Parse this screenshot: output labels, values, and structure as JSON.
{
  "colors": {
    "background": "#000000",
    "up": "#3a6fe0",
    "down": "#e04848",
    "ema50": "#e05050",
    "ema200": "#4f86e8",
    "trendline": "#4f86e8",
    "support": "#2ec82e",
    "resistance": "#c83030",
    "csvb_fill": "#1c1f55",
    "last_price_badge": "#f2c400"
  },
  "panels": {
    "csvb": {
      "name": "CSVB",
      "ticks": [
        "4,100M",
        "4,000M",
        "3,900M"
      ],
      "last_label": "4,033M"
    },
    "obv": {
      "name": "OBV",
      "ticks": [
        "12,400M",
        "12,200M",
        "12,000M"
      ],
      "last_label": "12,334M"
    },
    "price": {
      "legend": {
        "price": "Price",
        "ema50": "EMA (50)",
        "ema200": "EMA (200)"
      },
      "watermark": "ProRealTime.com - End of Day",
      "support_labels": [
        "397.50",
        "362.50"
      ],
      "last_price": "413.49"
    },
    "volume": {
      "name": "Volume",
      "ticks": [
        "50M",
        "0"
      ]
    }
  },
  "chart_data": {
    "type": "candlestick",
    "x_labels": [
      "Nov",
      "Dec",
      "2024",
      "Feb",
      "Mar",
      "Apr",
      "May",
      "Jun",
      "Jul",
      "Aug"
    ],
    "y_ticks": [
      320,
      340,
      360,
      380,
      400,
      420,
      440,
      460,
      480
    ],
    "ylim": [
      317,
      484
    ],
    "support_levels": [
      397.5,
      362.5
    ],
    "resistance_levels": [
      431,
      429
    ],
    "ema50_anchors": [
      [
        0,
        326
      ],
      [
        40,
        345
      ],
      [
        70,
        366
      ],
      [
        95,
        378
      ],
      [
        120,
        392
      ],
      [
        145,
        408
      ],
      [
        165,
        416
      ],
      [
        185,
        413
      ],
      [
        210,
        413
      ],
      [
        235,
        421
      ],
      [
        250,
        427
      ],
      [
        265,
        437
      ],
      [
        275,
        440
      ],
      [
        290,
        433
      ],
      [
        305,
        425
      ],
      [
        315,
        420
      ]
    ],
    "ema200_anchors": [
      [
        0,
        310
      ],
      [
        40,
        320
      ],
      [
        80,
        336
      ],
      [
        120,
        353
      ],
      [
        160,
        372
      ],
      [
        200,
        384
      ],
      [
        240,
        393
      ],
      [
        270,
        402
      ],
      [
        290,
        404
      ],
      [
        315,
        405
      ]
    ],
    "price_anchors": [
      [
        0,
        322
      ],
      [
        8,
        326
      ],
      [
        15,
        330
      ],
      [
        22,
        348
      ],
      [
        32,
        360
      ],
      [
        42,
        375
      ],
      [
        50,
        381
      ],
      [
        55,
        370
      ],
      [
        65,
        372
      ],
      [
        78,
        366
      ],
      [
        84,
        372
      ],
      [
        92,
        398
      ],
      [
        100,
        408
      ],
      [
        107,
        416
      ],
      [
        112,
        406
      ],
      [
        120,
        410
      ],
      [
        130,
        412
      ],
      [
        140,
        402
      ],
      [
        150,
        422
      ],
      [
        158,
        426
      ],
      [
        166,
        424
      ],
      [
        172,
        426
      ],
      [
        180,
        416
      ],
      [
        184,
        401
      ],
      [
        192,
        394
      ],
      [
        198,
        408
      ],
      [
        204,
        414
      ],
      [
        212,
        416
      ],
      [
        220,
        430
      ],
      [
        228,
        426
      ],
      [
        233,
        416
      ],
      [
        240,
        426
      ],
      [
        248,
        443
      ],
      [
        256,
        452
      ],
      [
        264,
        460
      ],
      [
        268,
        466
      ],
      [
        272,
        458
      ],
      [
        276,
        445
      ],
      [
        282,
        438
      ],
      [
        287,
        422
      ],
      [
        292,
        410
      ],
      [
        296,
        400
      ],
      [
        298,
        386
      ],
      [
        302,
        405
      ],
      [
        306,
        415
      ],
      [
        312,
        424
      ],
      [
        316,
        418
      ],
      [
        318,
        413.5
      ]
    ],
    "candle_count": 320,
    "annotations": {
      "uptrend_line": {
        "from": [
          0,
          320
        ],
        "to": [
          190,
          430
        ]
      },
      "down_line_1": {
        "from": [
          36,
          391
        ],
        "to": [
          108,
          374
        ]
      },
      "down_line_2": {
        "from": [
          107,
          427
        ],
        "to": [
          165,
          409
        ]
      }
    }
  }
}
● ● ● ● ● ● ●
Copy the data above exactly. Every line must be included.

ANSWER FOR THE TASK:
Parse this screenshot: output labels, values, and structure as JSON.
{
  "colors": {
    "background": "#000000",
    "up": "#3a6fe0",
    "down": "#e04848",
    "ema50": "#e05050",
    "ema200": "#4f86e8",
    "trendline": "#4f86e8",
    "support": "#2ec82e",
    "resistance": "#c83030",
    "csvb_fill": "#1c1f55",
    "last_price_badge": "#f2c400"
  },
  "panels": {
    "csvb": {
      "name": "CSVB",
      "ticks": [
        "4,100M",
        "4,000M",
        "3,900M"
      ],
      "last_label": "4,033M"
    },
    "obv": {
      "name": "OBV",
      "ticks": [
        "12,400M",
        "12,200M",
        "12,000M"
      ],
      "last_label": "12,334M"
    },
    "price": {
      "legend": {
        "price": "Price",
        "ema50": "EMA (50)",
        "ema200": "EMA (200)"
      },
      "watermark": "ProRealTime.com - End of Day",
      "support_labels": [
        "397.50",
        "362.50"
      ],
      "last_price": "413.49"
    },
    "volume": {
      "name": "Volume",
      "ticks": [
        "50M",
        "0"
      ]
    }
  },
  "chart_data": {
    "type": "candlestick",
    "x_labels": [
      "Nov",
      "Dec",
      "2024",
      "Feb",
      "Mar",
      "Apr",
      "May",
      "Jun",
      "Jul",
      "Aug"
    ],
    "y_ticks": [
      320,
      340,
      360,
      380,
      400,
      420,
      440,
      460,
      480
    ],
    "ylim": [
      317,
      484
    ],
    "support_levels": [
      397.5,
      362.5
    ],
    "resistance_levels": [
      431,
      429
    ],
    "ema50_anchors": [
      [
        0,
        326
      ],
      [
        40,
        345
      ],
      [
        70,
        366
      ],
      [
        95,
        378
      ],
      [
        120,
        392
      ],
      [
        145,
        408
      ],
      [
        165,
        416
      ],
      [
        185,
        413
      ],
      [
        210,
        413
      ],
      [
        235,
        421
      ],
      [
        250,
        427
      ],
      [
        265,
        437
      ],
      [
        275,
        440
      ],
      [
        290,
        433
      ],
      [
        305,
        425
      ],
      [
        315,
        420
      ]
    ],
    "ema200_anchors": [
      [
        0,
        310
      ],
      [
        40,
        320
      ],
      [
        80,
        336
      ],
      [
        120,
        353
      ],
      [
        160,
        372
      ],
      [
        200,
        384
      ],
      [
        240,
        393
      ],
      [
        270,
        402
      ],
      [
        290,
        404
      ],
      [
        315,
        405
      ]
    ],
    "price_anchors": [
      [
        0,
        322
      ],
      [
        8,
        326
      ],
      [
        15,
        330
      ],
      [
        22,
        348
      ],
      [
        32,
        360
      ],
      [
        42,
        375
      ],
      [
        50,
        381
      ],
      [
        55,
        370
      ],
      [
        65,
        372
      ],
      [
        78,
        366
      ],
      [
        84,
        372
      ],
      [
        92,
        398
      ],
      [
        100,
        408
      ],
      [
        107,
        416
      ],
      [
        112,
        406
      ],
      [
        120,
        410
      ],
      [
        130,
        412
      ],
      [
        140,
        402
      ],
      [
        150,
        422
      ],
      [
        158,
        426
      ],
      [
        166,
        424
      ],
      [
        172,
        426
      ],
      [
        180,
        416
      ],
      [
        184,
        401
      ],
      [
        192,
        394
      ],
      [
        198,
        408
      ],
      [
        204,
        414
      ],
      [
        212,
        416
      ],
      [
        220,
        430
      ],
      [
        228,
        426
      ],
      [
        233,
        416
      ],
      [
        240,
        426
      ],
      [
        248,
        443
      ],
      [
        256,
        452
      ],
      [
        264,
        460
      ],
      [
        268,
        466
      ],
      [
        272,
        458
      ],
      [
        276,
        445
      ],
      [
        282,
        438
      ],
      [
        287,
        422
      ],
      [
        292,
        410
      ],
      [
        296,
        400
      ],
      [
        298,
        386
      ],
      [
        302,
        405
      ],
      [
        306,
        415
      ],
      [
        312,
        424
      ],
      [
        316,
        418
      ],
      [
        318,
        413.5
      ]
    ],
    "candle_count": 320,
    "annotations": {
      "uptrend_line": {
        "from": [
          0,
          320
        ],
        "to": [
          190,
          430
        ]
      },
      "down_line_1": {
        "from": [
          36,
          391
        ],
        "to": [
          108,
          374
        ]
      },
      "down_line_2": {
        "from": [
          107,
          427
        ],
        "to": [
          165,
          409
        ]
      }
    }
  }
}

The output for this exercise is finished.